TASK INSTRUCTIONS -> Lines containing the word "values" should be extracted in full.

◇ ◇ ◇ ◇ ◇ ◇ ◇

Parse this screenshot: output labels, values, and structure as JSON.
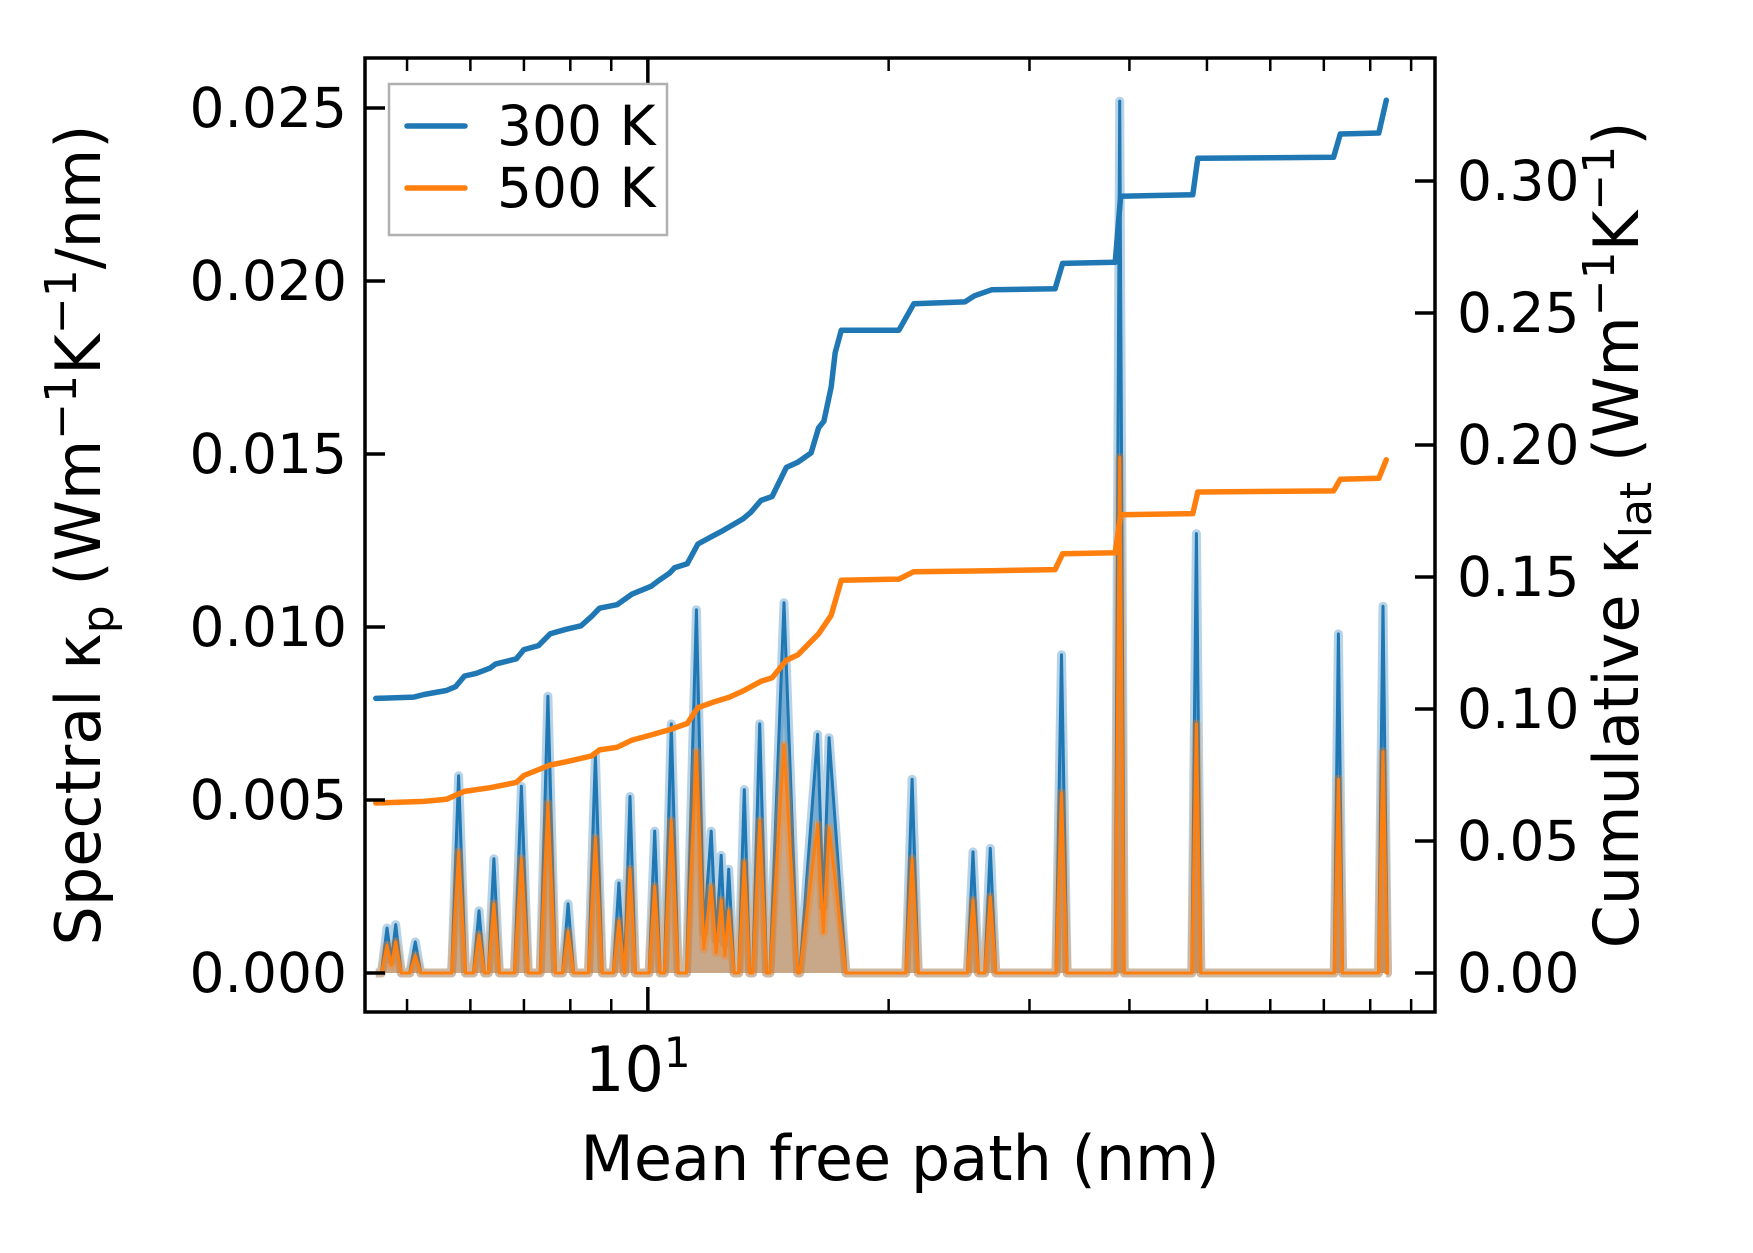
{
  "chart_data": {
    "type": "line",
    "description": "Dual-axis log-x plot: spiky spectral thermal conductivity (left axis, filled area+line) and cumulative thermal conductivity (right axis, step lines) vs phonon mean free path, at two temperatures",
    "title": "",
    "xlabel_runs": [
      [
        "Mean free path (nm)",
        "b"
      ]
    ],
    "ylabel_left_runs": [
      [
        "Spectral κ",
        "b"
      ],
      [
        "p",
        "sub"
      ],
      [
        " (Wm",
        "b"
      ],
      [
        "−1",
        "sup"
      ],
      [
        "K",
        "b"
      ],
      [
        "−1",
        "sup"
      ],
      [
        "/nm)",
        "b"
      ]
    ],
    "ylabel_right_runs": [
      [
        "Cumulative κ",
        "b"
      ],
      [
        "lat",
        "sub"
      ],
      [
        " (Wm",
        "b"
      ],
      [
        "−1",
        "sup"
      ],
      [
        "K",
        "b"
      ],
      [
        "−1",
        "sup"
      ],
      [
        ")",
        "b"
      ]
    ],
    "x_scale": "log",
    "xlim": [
      4.43,
      96.4
    ],
    "x_major_ticks": [
      {
        "nm": 10,
        "runs": [
          [
            "10",
            "b"
          ],
          [
            "1",
            "sup"
          ]
        ]
      }
    ],
    "x_minor_ticks": [
      5,
      6,
      7,
      8,
      9,
      20,
      30,
      40,
      50,
      60,
      70,
      80,
      90
    ],
    "ylim_left": [
      -0.001127,
      0.026445
    ],
    "left_ticks": [
      {
        "v": 0.0,
        "label": "0.000"
      },
      {
        "v": 0.005,
        "label": "0.005"
      },
      {
        "v": 0.01,
        "label": "0.010"
      },
      {
        "v": 0.015,
        "label": "0.015"
      },
      {
        "v": 0.02,
        "label": "0.020"
      },
      {
        "v": 0.025,
        "label": "0.025"
      }
    ],
    "ylim_right": [
      -0.014773,
      0.346591
    ],
    "right_ticks": [
      {
        "v": 0.0,
        "label": "0.00"
      },
      {
        "v": 0.05,
        "label": "0.05"
      },
      {
        "v": 0.1,
        "label": "0.10"
      },
      {
        "v": 0.15,
        "label": "0.15"
      },
      {
        "v": 0.2,
        "label": "0.20"
      },
      {
        "v": 0.25,
        "label": "0.25"
      },
      {
        "v": 0.3,
        "label": "0.30"
      }
    ],
    "legend": {
      "position": "upper-left",
      "entries": [
        {
          "label": "300 K",
          "color": "#1f77b4"
        },
        {
          "label": "500 K",
          "color": "#ff7f0e"
        }
      ]
    },
    "colors": {
      "c300": "#1f77b4",
      "c500": "#ff7f0e",
      "legend_border": "#b0b0b0",
      "axes": "#000000",
      "background": "#ffffff"
    },
    "spectral_spikes_nm_k300_k500_width": [
      [
        4.72,
        0.0013,
        0.0008
      ],
      [
        4.84,
        0.0014,
        0.0009
      ],
      [
        5.12,
        0.0009,
        0.0005
      ],
      [
        5.8,
        0.0057,
        0.0035,
        0.02
      ],
      [
        6.15,
        0.0018,
        0.0011
      ],
      [
        6.42,
        0.0033,
        0.002
      ],
      [
        6.95,
        0.0054,
        0.0033,
        0.02
      ],
      [
        7.5,
        0.008,
        0.0049,
        0.022
      ],
      [
        7.95,
        0.002,
        0.0012
      ],
      [
        8.6,
        0.0063,
        0.0039,
        0.02
      ],
      [
        9.2,
        0.0026,
        0.0015
      ],
      [
        9.5,
        0.0051,
        0.003
      ],
      [
        10.2,
        0.0041,
        0.0025
      ],
      [
        10.7,
        0.0072,
        0.0044,
        0.02
      ],
      [
        11.5,
        0.0105,
        0.0064,
        0.028
      ],
      [
        12.0,
        0.0041,
        0.0025
      ],
      [
        12.35,
        0.0034,
        0.0021
      ],
      [
        12.62,
        0.003,
        0.0018
      ],
      [
        13.2,
        0.0053,
        0.0032
      ],
      [
        13.8,
        0.0072,
        0.0044,
        0.02
      ],
      [
        14.8,
        0.0107,
        0.0066,
        0.04
      ],
      [
        16.3,
        0.0069,
        0.0043,
        0.05
      ],
      [
        16.85,
        0.0068,
        0.0042,
        0.05
      ],
      [
        21.4,
        0.0056,
        0.0033,
        0.018
      ],
      [
        25.5,
        0.0035,
        0.0021
      ],
      [
        26.8,
        0.0036,
        0.0022
      ],
      [
        32.9,
        0.0092,
        0.0052,
        0.016
      ],
      [
        38.9,
        0.0252,
        0.0149,
        0.013
      ],
      [
        48.5,
        0.0127,
        0.0072,
        0.013
      ],
      [
        73.0,
        0.0098,
        0.0056,
        0.012
      ],
      [
        83.0,
        0.0106,
        0.0064,
        0.013
      ]
    ],
    "spectral_x_range_nm": [
      4.57,
      83.8
    ],
    "cumulative_300K": [
      [
        4.57,
        0.104
      ],
      [
        5.1,
        0.1045
      ],
      [
        5.25,
        0.1055
      ],
      [
        5.6,
        0.107
      ],
      [
        5.75,
        0.1085
      ],
      [
        5.9,
        0.1125
      ],
      [
        6.1,
        0.1135
      ],
      [
        6.35,
        0.1155
      ],
      [
        6.45,
        0.117
      ],
      [
        6.85,
        0.119
      ],
      [
        7.0,
        0.1225
      ],
      [
        7.3,
        0.124
      ],
      [
        7.55,
        0.1285
      ],
      [
        7.9,
        0.1302
      ],
      [
        8.25,
        0.1315
      ],
      [
        8.5,
        0.135
      ],
      [
        8.7,
        0.1382
      ],
      [
        9.15,
        0.1395
      ],
      [
        9.55,
        0.1435
      ],
      [
        10.1,
        0.1465
      ],
      [
        10.3,
        0.1485
      ],
      [
        10.65,
        0.1515
      ],
      [
        10.8,
        0.1535
      ],
      [
        11.2,
        0.155
      ],
      [
        11.55,
        0.1625
      ],
      [
        12.05,
        0.1655
      ],
      [
        12.4,
        0.1675
      ],
      [
        12.65,
        0.169
      ],
      [
        13.15,
        0.172
      ],
      [
        13.45,
        0.1745
      ],
      [
        13.85,
        0.179
      ],
      [
        14.3,
        0.1805
      ],
      [
        14.9,
        0.1915
      ],
      [
        15.4,
        0.1935
      ],
      [
        16.0,
        0.197
      ],
      [
        16.35,
        0.2065
      ],
      [
        16.6,
        0.209
      ],
      [
        16.95,
        0.222
      ],
      [
        17.15,
        0.235
      ],
      [
        17.45,
        0.2435
      ],
      [
        20.6,
        0.2435
      ],
      [
        21.5,
        0.2535
      ],
      [
        24.9,
        0.2542
      ],
      [
        25.6,
        0.2565
      ],
      [
        26.9,
        0.2588
      ],
      [
        32.3,
        0.2592
      ],
      [
        33.0,
        0.2688
      ],
      [
        38.4,
        0.2692
      ],
      [
        39.0,
        0.2942
      ],
      [
        48.0,
        0.2948
      ],
      [
        48.7,
        0.3086
      ],
      [
        72.0,
        0.309
      ],
      [
        73.4,
        0.3178
      ],
      [
        82.0,
        0.3182
      ],
      [
        83.8,
        0.3306
      ]
    ],
    "cumulative_500K": [
      [
        4.57,
        0.0644
      ],
      [
        5.25,
        0.065
      ],
      [
        5.6,
        0.0658
      ],
      [
        5.9,
        0.0688
      ],
      [
        6.35,
        0.0702
      ],
      [
        6.85,
        0.0722
      ],
      [
        7.0,
        0.0748
      ],
      [
        7.55,
        0.0788
      ],
      [
        7.9,
        0.08
      ],
      [
        8.5,
        0.0822
      ],
      [
        8.7,
        0.0845
      ],
      [
        9.15,
        0.0855
      ],
      [
        9.55,
        0.0882
      ],
      [
        10.1,
        0.0902
      ],
      [
        10.65,
        0.0922
      ],
      [
        11.2,
        0.0945
      ],
      [
        11.55,
        0.1005
      ],
      [
        12.05,
        0.1025
      ],
      [
        12.65,
        0.1045
      ],
      [
        13.15,
        0.1068
      ],
      [
        13.85,
        0.1105
      ],
      [
        14.3,
        0.1118
      ],
      [
        14.9,
        0.1185
      ],
      [
        15.4,
        0.1205
      ],
      [
        16.35,
        0.1285
      ],
      [
        16.95,
        0.1355
      ],
      [
        17.45,
        0.1488
      ],
      [
        20.6,
        0.1492
      ],
      [
        21.5,
        0.152
      ],
      [
        26.9,
        0.1524
      ],
      [
        32.3,
        0.1528
      ],
      [
        33.0,
        0.1588
      ],
      [
        38.4,
        0.1592
      ],
      [
        39.0,
        0.1736
      ],
      [
        48.0,
        0.174
      ],
      [
        48.7,
        0.1822
      ],
      [
        72.0,
        0.1826
      ],
      [
        73.4,
        0.187
      ],
      [
        82.0,
        0.1874
      ],
      [
        83.8,
        0.1944
      ]
    ]
  }
}
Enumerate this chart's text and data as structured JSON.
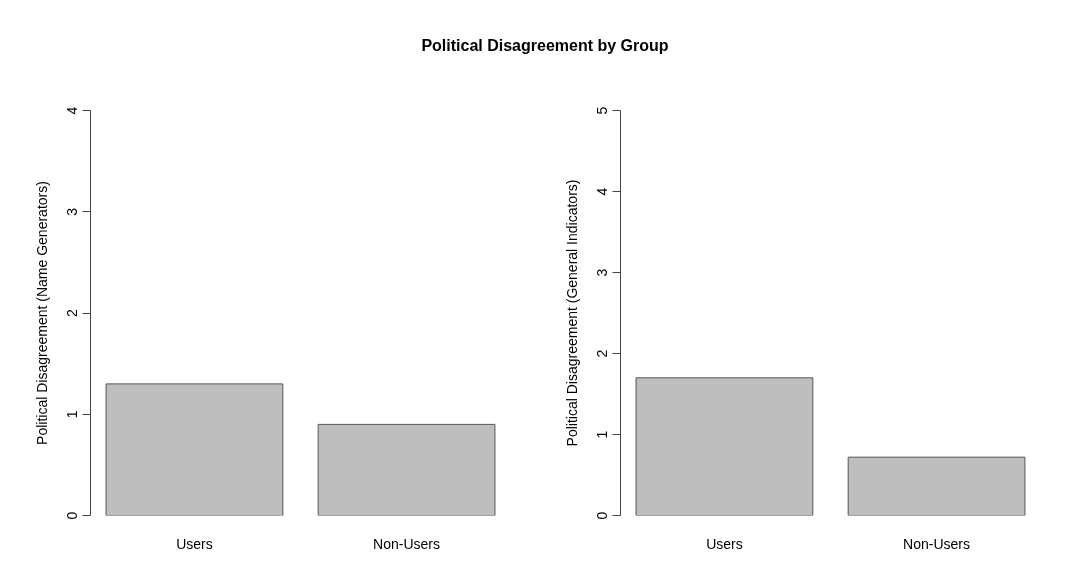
{
  "chart_data": [
    {
      "type": "bar",
      "title": "Political Disagreement by Group",
      "ylabel": "Political Disagreement (Name Generators)",
      "categories": [
        "Users",
        "Non-Users"
      ],
      "values": [
        1.3,
        0.9
      ],
      "color": "#bebebe",
      "ylim": [
        0,
        4
      ],
      "yticks": [
        0,
        1,
        2,
        3,
        4
      ]
    },
    {
      "type": "bar",
      "ylabel": "Political Disagreement (General Indicators)",
      "categories": [
        "Users",
        "Non-Users"
      ],
      "values": [
        1.7,
        0.72
      ],
      "color": "#bebebe",
      "ylim": [
        0,
        5
      ],
      "yticks": [
        0,
        1,
        2,
        3,
        4,
        5
      ]
    }
  ]
}
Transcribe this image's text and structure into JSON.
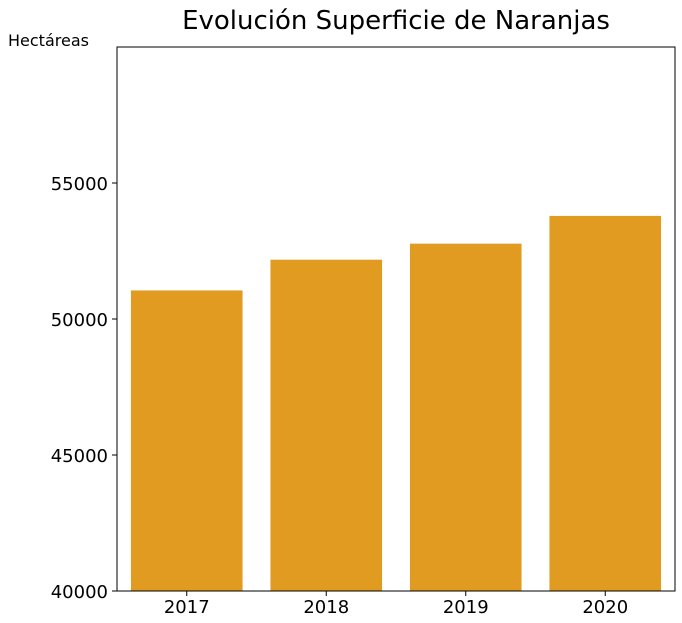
{
  "chart_data": {
    "type": "bar",
    "title": "Evolución Superficie de Naranjas",
    "xlabel": "",
    "ylabel": "Hectáreas",
    "categories": [
      "2017",
      "2018",
      "2019",
      "2020"
    ],
    "values": [
      51050,
      52180,
      52770,
      53790
    ],
    "ylim": [
      40000,
      60000
    ],
    "yticks": [
      40000,
      45000,
      50000,
      55000
    ],
    "bar_color": "#e09b20",
    "grid": false,
    "legend": "none"
  }
}
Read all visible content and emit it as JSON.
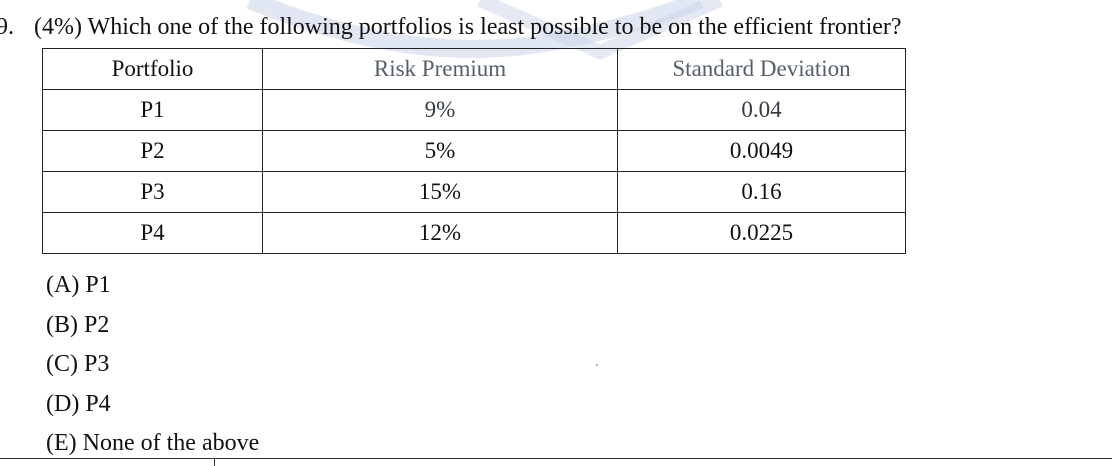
{
  "question": {
    "number": "9.",
    "text": "(4%) Which one of the following portfolios is least possible to be on the efficient frontier?"
  },
  "table": {
    "headers": [
      "Portfolio",
      "Risk Premium",
      "Standard Deviation"
    ],
    "rows": [
      [
        "P1",
        "9%",
        "0.04"
      ],
      [
        "P2",
        "5%",
        "0.0049"
      ],
      [
        "P3",
        "15%",
        "0.16"
      ],
      [
        "P4",
        "12%",
        "0.0225"
      ]
    ]
  },
  "options": [
    "(A) P1",
    "(B) P2",
    "(C) P3",
    "(D) P4",
    "(E) None of the above"
  ],
  "colors": {
    "text": "#111111",
    "watermark": "#c9d4ea"
  }
}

◇ ◇ ◇ ◇ ◇ ◇ ◇

RESPONSE TO THIS TASK ->
Parse this screenshot: output labels, values, and structure as JSON.
      "values": [
      "values": [
    "values": [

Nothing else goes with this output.